-- START --

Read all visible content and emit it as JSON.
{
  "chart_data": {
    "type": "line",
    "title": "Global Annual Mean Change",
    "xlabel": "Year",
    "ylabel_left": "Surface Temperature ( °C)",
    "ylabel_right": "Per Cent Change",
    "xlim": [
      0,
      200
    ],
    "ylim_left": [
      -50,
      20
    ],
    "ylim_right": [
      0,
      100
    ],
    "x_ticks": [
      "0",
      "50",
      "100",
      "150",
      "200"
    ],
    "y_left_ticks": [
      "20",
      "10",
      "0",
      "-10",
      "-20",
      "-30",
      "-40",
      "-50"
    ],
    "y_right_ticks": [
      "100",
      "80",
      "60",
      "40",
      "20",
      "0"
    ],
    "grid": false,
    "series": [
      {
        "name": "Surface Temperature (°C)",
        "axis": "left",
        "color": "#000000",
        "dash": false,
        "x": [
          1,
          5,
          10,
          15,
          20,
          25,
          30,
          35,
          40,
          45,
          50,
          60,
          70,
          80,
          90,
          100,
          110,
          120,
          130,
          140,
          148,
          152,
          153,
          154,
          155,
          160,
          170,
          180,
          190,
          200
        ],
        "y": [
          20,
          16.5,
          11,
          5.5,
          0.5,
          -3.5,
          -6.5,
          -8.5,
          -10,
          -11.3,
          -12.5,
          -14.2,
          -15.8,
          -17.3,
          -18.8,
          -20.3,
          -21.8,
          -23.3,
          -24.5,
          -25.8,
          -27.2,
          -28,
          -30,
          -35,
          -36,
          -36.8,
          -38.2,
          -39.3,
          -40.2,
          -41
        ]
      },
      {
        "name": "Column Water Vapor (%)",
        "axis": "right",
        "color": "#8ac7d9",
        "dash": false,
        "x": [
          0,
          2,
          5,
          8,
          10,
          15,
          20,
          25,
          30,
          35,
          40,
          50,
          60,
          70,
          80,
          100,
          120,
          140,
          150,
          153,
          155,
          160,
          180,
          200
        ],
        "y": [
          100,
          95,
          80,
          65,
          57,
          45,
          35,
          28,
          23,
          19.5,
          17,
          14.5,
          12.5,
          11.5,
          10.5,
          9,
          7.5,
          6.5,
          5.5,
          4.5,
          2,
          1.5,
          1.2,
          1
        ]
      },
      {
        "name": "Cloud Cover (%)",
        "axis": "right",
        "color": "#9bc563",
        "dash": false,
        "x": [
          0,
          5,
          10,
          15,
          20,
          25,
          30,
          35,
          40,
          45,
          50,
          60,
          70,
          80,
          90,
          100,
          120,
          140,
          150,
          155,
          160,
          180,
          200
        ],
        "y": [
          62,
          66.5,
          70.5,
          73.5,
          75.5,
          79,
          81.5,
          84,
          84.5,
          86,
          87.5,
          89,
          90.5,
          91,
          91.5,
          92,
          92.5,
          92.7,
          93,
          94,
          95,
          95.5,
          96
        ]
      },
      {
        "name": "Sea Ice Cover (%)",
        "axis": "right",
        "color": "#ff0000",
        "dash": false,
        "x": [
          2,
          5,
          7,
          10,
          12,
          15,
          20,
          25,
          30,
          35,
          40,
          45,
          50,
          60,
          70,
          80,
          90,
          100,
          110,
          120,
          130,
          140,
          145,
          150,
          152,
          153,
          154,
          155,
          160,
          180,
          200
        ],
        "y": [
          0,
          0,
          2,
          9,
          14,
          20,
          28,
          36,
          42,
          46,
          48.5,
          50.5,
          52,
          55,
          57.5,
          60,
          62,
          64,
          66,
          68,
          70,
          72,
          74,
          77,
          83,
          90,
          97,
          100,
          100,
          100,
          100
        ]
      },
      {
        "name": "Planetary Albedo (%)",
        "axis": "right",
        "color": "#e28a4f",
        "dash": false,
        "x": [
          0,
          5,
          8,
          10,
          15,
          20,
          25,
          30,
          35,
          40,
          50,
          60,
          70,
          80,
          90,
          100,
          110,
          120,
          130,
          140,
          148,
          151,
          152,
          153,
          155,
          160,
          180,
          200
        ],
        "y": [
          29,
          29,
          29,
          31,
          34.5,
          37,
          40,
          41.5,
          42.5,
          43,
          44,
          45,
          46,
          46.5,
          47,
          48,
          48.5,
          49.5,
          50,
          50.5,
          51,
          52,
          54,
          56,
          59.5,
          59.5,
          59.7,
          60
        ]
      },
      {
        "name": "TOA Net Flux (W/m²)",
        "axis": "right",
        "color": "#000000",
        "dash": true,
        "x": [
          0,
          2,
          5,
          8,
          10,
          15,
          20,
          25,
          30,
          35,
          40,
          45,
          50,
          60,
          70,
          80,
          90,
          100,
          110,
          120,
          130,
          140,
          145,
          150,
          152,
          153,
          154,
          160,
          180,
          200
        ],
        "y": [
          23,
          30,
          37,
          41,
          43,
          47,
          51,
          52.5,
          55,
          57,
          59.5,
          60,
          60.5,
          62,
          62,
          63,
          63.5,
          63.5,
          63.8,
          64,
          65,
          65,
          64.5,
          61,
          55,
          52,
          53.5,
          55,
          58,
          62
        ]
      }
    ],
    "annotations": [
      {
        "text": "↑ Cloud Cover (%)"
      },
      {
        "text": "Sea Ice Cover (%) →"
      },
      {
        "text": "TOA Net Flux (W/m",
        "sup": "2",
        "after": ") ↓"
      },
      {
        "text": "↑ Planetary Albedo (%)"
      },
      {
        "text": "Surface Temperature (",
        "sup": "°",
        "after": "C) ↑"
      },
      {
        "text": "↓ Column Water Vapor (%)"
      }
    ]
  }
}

-- END --

Review the preceding data and report every line that includes the string "Flux".

**Solved problem**
        "name": "TOA Net Flux (W/m²)",
        "text": "TOA Net Flux (W/m",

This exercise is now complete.